Saved data entries
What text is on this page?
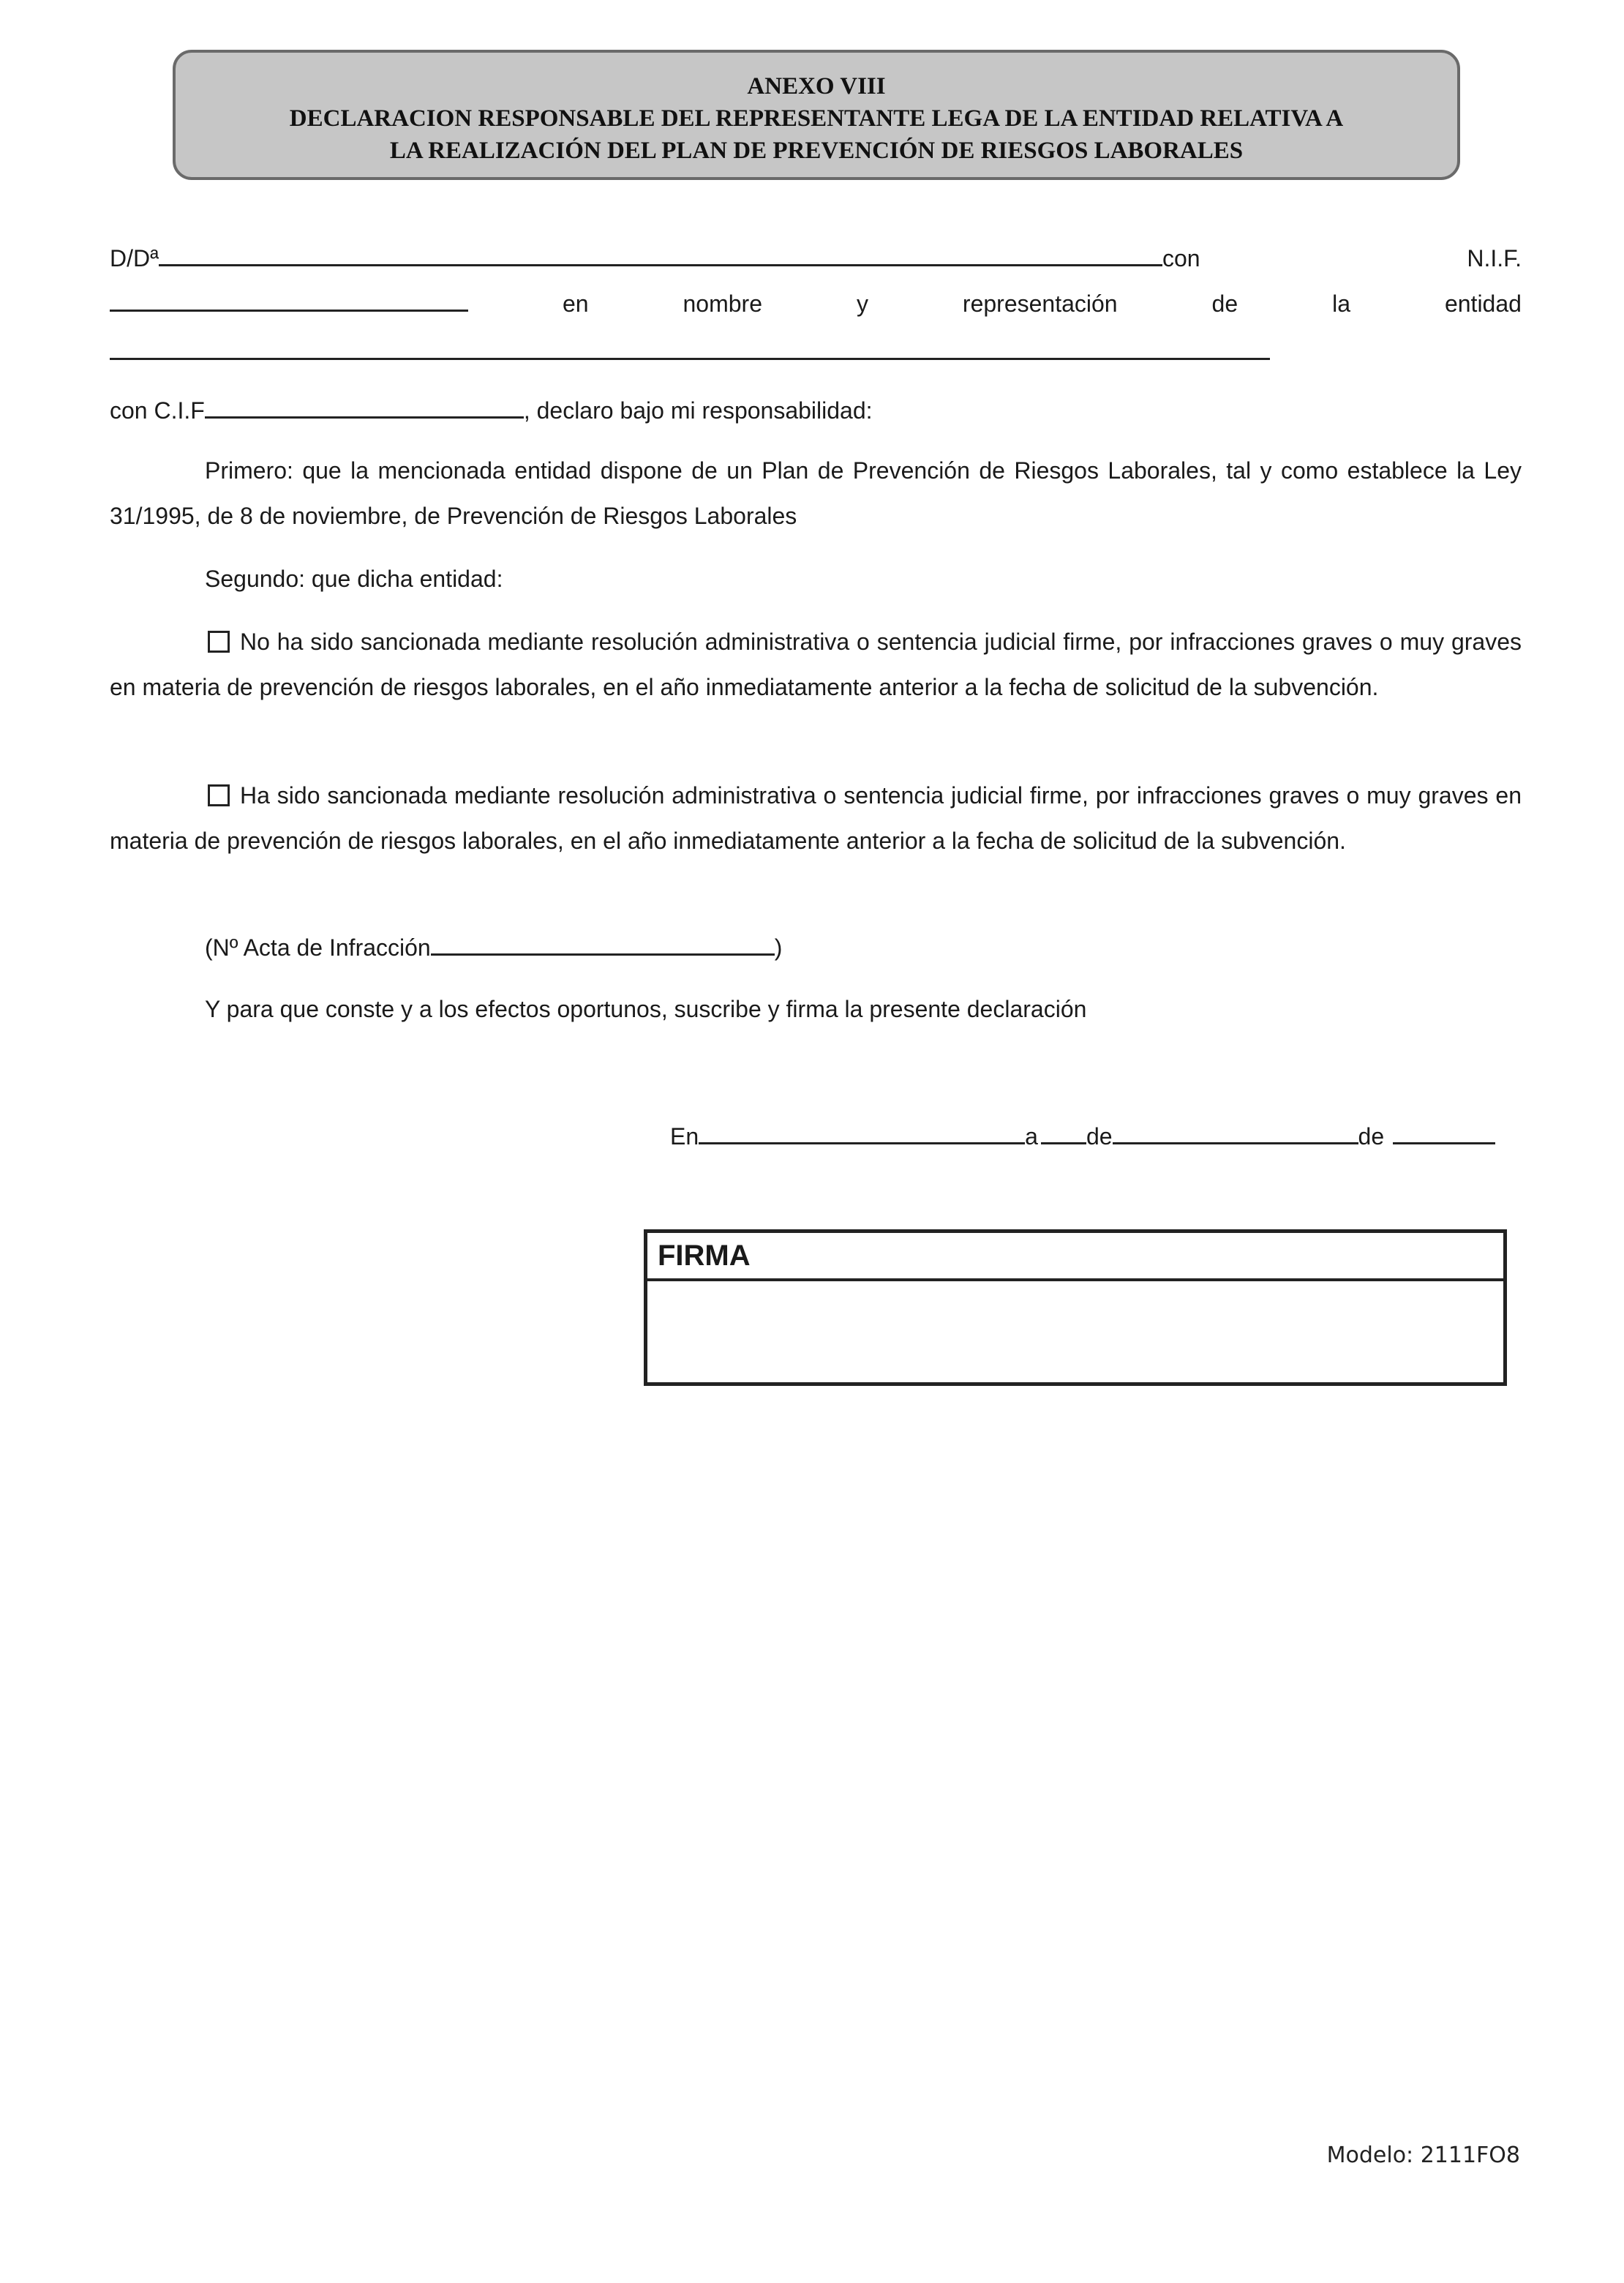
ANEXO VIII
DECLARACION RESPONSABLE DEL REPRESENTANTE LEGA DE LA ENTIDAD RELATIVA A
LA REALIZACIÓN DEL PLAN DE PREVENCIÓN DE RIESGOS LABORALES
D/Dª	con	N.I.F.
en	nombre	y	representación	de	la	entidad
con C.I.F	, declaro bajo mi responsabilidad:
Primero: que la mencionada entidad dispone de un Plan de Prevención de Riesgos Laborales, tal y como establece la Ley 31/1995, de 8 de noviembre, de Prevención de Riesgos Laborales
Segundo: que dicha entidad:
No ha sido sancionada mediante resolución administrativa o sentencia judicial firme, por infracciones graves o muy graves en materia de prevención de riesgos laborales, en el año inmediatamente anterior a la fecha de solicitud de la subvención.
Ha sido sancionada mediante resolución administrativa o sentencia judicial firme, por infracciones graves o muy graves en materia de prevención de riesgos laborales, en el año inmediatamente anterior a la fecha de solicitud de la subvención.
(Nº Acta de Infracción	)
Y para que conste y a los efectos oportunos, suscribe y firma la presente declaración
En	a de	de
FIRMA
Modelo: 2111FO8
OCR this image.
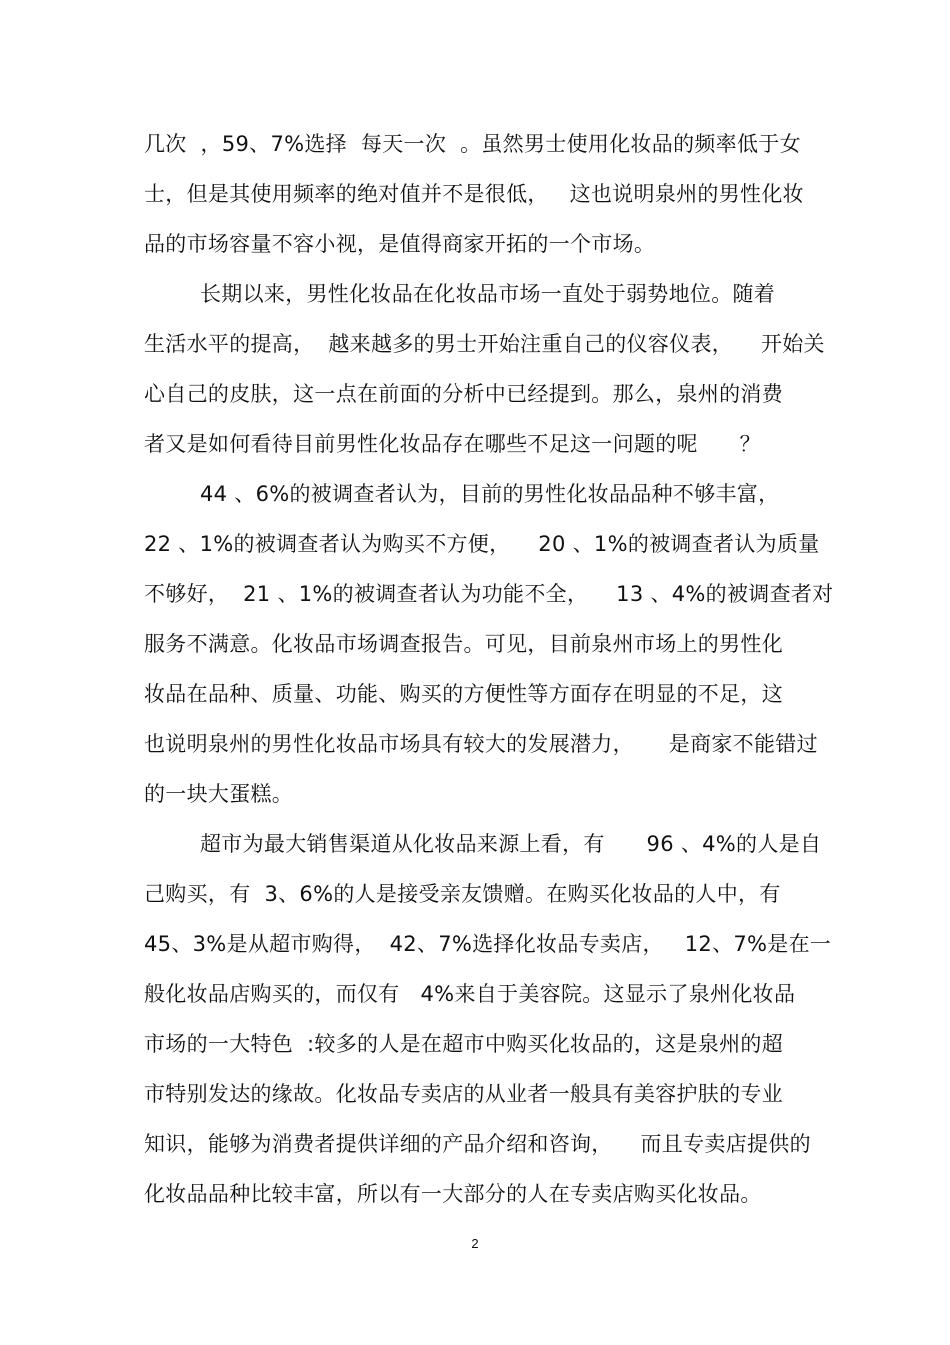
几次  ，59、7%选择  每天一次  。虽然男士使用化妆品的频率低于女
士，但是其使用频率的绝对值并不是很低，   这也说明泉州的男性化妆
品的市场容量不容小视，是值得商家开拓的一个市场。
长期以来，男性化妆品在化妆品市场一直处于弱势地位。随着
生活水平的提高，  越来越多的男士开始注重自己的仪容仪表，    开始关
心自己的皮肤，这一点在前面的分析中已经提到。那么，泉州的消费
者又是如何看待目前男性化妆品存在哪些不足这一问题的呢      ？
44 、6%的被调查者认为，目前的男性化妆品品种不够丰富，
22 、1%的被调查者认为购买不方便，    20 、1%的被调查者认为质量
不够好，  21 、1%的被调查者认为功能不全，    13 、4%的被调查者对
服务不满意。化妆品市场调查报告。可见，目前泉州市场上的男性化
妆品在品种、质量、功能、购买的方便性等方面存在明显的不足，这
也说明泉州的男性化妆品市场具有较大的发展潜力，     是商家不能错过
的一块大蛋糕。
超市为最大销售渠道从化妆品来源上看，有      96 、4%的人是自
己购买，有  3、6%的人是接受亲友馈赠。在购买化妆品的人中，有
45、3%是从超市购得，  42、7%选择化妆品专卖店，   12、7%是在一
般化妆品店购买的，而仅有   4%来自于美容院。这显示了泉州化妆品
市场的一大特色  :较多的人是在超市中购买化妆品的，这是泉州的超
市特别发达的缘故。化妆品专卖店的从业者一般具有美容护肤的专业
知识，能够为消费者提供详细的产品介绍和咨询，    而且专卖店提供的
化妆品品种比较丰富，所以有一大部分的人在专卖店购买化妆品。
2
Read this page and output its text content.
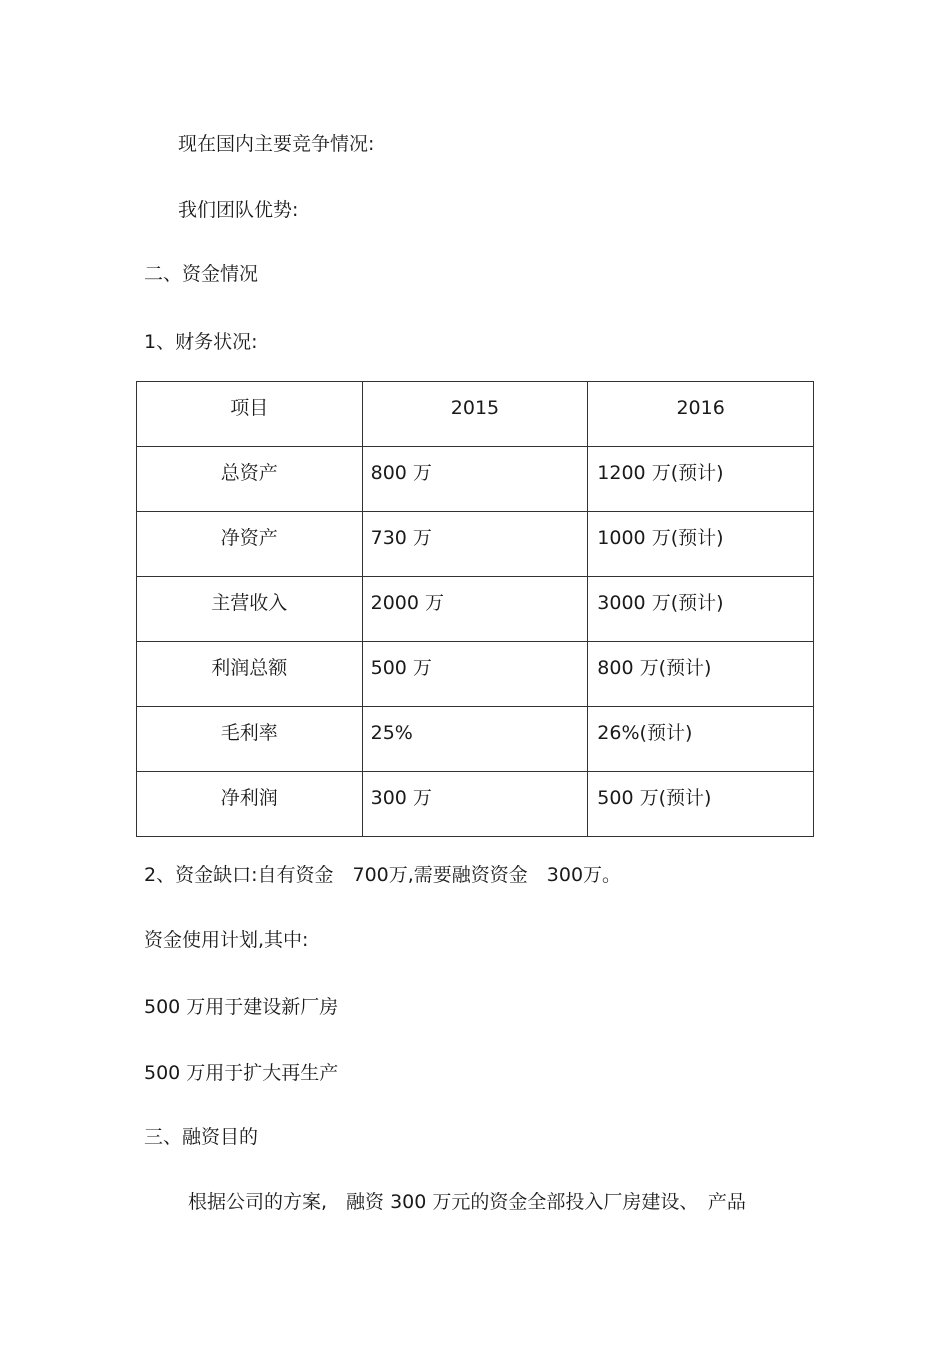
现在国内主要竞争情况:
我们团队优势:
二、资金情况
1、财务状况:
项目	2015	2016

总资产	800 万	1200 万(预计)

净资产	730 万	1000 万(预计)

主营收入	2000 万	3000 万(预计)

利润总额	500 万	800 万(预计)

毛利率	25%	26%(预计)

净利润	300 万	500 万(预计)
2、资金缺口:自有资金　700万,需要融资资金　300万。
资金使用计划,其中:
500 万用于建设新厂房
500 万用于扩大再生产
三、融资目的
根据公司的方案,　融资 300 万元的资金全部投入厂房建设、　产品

_Stated exercise_
Find every line in the records above that contains the word "subvención", and copy each one.

_Solution to this task_
No ha sido sancionada mediante resolución administrativa o sentencia judicial firme, por infracciones graves o muy graves en materia de prevención de riesgos laborales, en el año inmediatamente anterior a la fecha de solicitud de la subvención.
Ha sido sancionada mediante resolución administrativa o sentencia judicial firme, por infracciones graves o muy graves en materia de prevención de riesgos laborales, en el año inmediatamente anterior a la fecha de solicitud de la subvención.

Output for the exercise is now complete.